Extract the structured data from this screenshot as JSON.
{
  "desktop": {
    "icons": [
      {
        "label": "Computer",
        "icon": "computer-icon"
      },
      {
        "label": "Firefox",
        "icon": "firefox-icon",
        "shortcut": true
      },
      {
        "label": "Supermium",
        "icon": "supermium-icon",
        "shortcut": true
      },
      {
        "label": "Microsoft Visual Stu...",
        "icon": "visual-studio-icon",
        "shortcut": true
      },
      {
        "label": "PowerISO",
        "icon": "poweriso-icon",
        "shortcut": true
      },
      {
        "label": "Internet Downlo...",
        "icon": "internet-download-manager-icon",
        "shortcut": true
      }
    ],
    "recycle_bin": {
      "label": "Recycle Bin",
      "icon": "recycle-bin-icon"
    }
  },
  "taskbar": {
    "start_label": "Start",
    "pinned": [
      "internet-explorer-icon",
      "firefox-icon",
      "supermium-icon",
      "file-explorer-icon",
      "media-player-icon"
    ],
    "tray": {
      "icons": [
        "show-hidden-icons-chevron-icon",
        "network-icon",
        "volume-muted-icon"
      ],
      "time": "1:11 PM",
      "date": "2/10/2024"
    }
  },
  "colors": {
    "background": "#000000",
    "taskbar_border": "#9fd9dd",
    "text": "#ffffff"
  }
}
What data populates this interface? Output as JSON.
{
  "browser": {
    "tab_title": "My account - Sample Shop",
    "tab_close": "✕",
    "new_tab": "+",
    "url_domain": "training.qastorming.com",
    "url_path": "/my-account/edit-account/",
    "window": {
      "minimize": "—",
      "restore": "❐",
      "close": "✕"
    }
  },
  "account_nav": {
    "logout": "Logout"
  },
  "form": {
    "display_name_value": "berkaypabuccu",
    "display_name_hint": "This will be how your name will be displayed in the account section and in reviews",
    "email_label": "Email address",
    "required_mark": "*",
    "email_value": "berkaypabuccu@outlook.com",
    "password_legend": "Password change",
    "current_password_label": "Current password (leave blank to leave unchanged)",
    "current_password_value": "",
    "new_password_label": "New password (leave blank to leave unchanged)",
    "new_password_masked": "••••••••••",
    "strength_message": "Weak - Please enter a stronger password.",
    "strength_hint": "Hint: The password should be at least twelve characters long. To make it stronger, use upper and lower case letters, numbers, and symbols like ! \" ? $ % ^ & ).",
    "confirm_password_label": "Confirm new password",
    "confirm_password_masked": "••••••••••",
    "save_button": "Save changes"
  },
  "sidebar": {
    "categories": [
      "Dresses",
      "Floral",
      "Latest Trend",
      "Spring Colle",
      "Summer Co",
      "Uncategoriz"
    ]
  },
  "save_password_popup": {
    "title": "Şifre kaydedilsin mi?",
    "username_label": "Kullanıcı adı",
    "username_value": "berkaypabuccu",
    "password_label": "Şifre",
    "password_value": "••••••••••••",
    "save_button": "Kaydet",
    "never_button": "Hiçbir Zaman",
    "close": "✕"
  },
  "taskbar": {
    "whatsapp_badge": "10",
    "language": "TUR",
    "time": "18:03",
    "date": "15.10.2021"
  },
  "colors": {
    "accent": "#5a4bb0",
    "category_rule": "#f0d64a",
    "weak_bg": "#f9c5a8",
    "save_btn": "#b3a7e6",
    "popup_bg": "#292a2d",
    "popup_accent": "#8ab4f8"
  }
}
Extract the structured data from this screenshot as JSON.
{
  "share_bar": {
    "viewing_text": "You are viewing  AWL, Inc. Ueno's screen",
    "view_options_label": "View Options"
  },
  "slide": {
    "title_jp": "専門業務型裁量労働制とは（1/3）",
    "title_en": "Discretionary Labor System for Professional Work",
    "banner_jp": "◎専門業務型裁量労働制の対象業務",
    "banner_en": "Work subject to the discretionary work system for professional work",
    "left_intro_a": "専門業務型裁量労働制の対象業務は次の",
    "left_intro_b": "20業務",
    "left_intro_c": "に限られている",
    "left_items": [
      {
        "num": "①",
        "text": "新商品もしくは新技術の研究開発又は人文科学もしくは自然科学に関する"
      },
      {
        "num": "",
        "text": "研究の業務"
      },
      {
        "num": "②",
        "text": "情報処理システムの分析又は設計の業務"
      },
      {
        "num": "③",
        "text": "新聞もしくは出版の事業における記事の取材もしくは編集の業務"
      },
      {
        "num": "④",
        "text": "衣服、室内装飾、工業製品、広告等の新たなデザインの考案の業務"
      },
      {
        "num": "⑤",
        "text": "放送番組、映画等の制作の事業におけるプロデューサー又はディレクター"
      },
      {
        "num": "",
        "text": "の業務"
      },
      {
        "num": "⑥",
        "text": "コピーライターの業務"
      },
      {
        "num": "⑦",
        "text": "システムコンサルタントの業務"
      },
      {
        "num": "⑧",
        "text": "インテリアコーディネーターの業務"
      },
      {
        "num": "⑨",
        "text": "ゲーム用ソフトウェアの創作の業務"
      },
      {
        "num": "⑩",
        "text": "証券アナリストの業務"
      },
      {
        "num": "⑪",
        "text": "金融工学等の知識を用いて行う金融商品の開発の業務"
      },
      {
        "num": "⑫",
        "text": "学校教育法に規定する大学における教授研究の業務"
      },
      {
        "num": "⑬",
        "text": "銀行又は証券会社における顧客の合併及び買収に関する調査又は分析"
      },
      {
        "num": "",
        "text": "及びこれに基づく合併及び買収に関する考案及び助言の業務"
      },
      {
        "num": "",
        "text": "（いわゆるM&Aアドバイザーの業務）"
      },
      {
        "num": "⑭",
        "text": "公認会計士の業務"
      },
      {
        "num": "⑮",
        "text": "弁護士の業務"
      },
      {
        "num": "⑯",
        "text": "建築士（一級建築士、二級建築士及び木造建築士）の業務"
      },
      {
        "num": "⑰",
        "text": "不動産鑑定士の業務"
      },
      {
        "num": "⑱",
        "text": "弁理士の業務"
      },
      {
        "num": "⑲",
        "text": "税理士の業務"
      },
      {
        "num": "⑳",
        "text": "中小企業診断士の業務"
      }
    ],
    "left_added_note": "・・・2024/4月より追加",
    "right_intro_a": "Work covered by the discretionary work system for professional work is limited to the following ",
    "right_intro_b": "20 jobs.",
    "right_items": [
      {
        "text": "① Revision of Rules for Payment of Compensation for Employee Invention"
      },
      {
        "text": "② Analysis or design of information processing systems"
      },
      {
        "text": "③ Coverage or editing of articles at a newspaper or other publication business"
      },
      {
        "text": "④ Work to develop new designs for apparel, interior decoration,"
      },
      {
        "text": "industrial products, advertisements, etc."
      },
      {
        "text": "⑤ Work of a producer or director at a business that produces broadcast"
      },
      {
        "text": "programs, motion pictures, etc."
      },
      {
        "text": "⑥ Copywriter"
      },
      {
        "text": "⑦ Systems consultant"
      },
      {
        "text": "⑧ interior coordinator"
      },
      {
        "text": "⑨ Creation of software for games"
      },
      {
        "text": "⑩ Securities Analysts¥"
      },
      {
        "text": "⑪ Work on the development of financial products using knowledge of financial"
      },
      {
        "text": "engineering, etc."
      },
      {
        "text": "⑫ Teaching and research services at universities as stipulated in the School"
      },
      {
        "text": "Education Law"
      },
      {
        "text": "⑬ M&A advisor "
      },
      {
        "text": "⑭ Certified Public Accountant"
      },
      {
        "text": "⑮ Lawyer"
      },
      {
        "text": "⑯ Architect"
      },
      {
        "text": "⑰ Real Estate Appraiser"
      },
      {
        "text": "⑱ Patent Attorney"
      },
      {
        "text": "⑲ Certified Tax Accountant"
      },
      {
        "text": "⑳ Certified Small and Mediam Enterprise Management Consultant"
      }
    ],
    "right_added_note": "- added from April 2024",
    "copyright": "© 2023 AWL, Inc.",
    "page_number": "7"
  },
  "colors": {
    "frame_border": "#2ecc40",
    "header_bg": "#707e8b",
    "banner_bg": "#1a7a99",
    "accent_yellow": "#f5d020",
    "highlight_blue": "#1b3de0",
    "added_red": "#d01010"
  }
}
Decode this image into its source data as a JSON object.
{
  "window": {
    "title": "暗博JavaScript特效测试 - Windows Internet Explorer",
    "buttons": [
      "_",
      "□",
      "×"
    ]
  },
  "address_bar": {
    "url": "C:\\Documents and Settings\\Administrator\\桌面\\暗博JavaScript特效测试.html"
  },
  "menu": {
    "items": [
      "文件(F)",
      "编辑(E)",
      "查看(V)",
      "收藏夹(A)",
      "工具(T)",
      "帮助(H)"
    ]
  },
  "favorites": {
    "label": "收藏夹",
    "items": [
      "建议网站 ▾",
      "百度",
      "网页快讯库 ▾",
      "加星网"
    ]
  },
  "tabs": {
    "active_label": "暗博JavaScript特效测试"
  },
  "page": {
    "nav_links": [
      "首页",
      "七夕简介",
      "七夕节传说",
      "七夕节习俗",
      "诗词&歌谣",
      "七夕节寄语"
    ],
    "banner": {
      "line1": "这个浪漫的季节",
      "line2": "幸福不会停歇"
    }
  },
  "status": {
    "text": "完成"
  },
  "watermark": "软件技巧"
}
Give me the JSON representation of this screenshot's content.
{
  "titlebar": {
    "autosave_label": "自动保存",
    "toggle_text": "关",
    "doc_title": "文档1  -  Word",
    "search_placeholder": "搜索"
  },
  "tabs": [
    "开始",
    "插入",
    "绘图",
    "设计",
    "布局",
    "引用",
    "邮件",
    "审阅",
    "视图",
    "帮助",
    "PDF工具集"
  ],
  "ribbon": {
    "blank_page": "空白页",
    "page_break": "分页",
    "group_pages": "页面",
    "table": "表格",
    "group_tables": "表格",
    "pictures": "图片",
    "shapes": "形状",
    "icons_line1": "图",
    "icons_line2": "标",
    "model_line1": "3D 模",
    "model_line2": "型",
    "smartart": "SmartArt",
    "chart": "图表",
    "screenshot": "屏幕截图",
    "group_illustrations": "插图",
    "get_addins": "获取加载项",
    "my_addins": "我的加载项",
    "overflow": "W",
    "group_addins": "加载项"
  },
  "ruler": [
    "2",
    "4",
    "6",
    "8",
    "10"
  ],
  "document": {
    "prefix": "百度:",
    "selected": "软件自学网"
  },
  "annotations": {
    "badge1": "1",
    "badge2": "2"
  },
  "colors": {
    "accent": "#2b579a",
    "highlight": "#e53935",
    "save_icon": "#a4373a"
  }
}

━━━━━━━━━━

From the "Give me the" line to the close of the listing, restate each line word for word.

## Solution to the problem
Give me the JSON representation of this screenshot's content.
{
  "titlebar": {
    "autosave_label": "自动保存",
    "toggle_text": "关",
    "doc_title": "文档1  -  Word",
    "search_placeholder": "搜索"
  },
  "tabs": [
    "开始",
    "插入",
    "绘图",
    "设计",
    "布局",
    "引用",
    "邮件",
    "审阅",
    "视图",
    "帮助",
    "PDF工具集"
  ],
  "ribbon": {
    "blank_page": "空白页",
    "page_break": "分页",
    "group_pages": "页面",
    "table": "表格",
    "group_tables": "表格",
    "pictures": "图片",
    "shapes": "形状",
    "icons_line1": "图",
    "icons_line2": "标",
    "model_line1": "3D 模",
    "model_line2": "型",
    "smartart": "SmartArt",
    "chart": "图表",
    "screenshot": "屏幕截图",
    "group_illustrations": "插图",
    "get_addins": "获取加载项",
    "my_addins": "我的加载项",
    "overflow": "W",
    "group_addins": "加载项"
  },
  "ruler": [
    "2",
    "4",
    "6",
    "8",
    "10"
  ],
  "document": {
    "prefix": "百度:",
    "selected": "软件自学网"
  },
  "annotations": {
    "badge1": "1",
    "badge2": "2"
  },
  "colors": {
    "accent": "#2b579a",
    "highlight": "#e53935",
    "save_icon": "#a4373a"
  }
}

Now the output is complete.